-- Start of Supplied records --

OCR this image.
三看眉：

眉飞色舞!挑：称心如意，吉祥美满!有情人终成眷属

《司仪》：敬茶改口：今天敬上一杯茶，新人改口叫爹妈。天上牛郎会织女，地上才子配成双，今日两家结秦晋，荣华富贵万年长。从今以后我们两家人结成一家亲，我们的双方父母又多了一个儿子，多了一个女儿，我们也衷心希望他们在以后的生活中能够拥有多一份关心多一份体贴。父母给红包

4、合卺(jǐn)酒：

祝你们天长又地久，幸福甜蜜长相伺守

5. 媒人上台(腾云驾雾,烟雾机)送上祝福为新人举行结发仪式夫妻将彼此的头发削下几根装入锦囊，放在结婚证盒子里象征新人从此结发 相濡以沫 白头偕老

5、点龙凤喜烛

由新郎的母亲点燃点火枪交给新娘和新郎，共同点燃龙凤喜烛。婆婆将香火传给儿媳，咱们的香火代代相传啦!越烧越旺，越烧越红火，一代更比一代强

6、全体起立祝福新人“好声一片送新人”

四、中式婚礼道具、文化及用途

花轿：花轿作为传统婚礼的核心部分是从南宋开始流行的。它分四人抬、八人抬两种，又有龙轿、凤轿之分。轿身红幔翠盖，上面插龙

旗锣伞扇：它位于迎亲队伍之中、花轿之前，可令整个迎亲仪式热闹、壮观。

-- End of Supplied records --

**Problem to work on:**
Return the listing above word for word.

**Result of this task:**
OCR this image.
三看眉：

眉飞色舞!挑：称心如意，吉祥美满!有情人终成眷属

《司仪》：敬茶改口：今天敬上一杯茶，新人改口叫爹妈。天上牛郎会织女，地上才子配成双，今日两家结秦晋，荣华富贵万年长。从今以后我们两家人结成一家亲，我们的双方父母又多了一个儿子，多了一个女儿，我们也衷心希望他们在以后的生活中能够拥有多一份关心多一份体贴。父母给红包

4、合卺(jǐn)酒：

祝你们天长又地久，幸福甜蜜长相伺守

5. 媒人上台(腾云驾雾,烟雾机)送上祝福为新人举行结发仪式夫妻将彼此的头发削下几根装入锦囊，放在结婚证盒子里象征新人从此结发 相濡以沫 白头偕老

5、点龙凤喜烛

由新郎的母亲点燃点火枪交给新娘和新郎，共同点燃龙凤喜烛。婆婆将香火传给儿媳，咱们的香火代代相传啦!越烧越旺，越烧越红火，一代更比一代强

6、全体起立祝福新人“好声一片送新人”

四、中式婚礼道具、文化及用途

花轿：花轿作为传统婚礼的核心部分是从南宋开始流行的。它分四人抬、八人抬两种，又有龙轿、凤轿之分。轿身红幔翠盖，上面插龙

旗锣伞扇：它位于迎亲队伍之中、花轿之前，可令整个迎亲仪式热闹、壮观。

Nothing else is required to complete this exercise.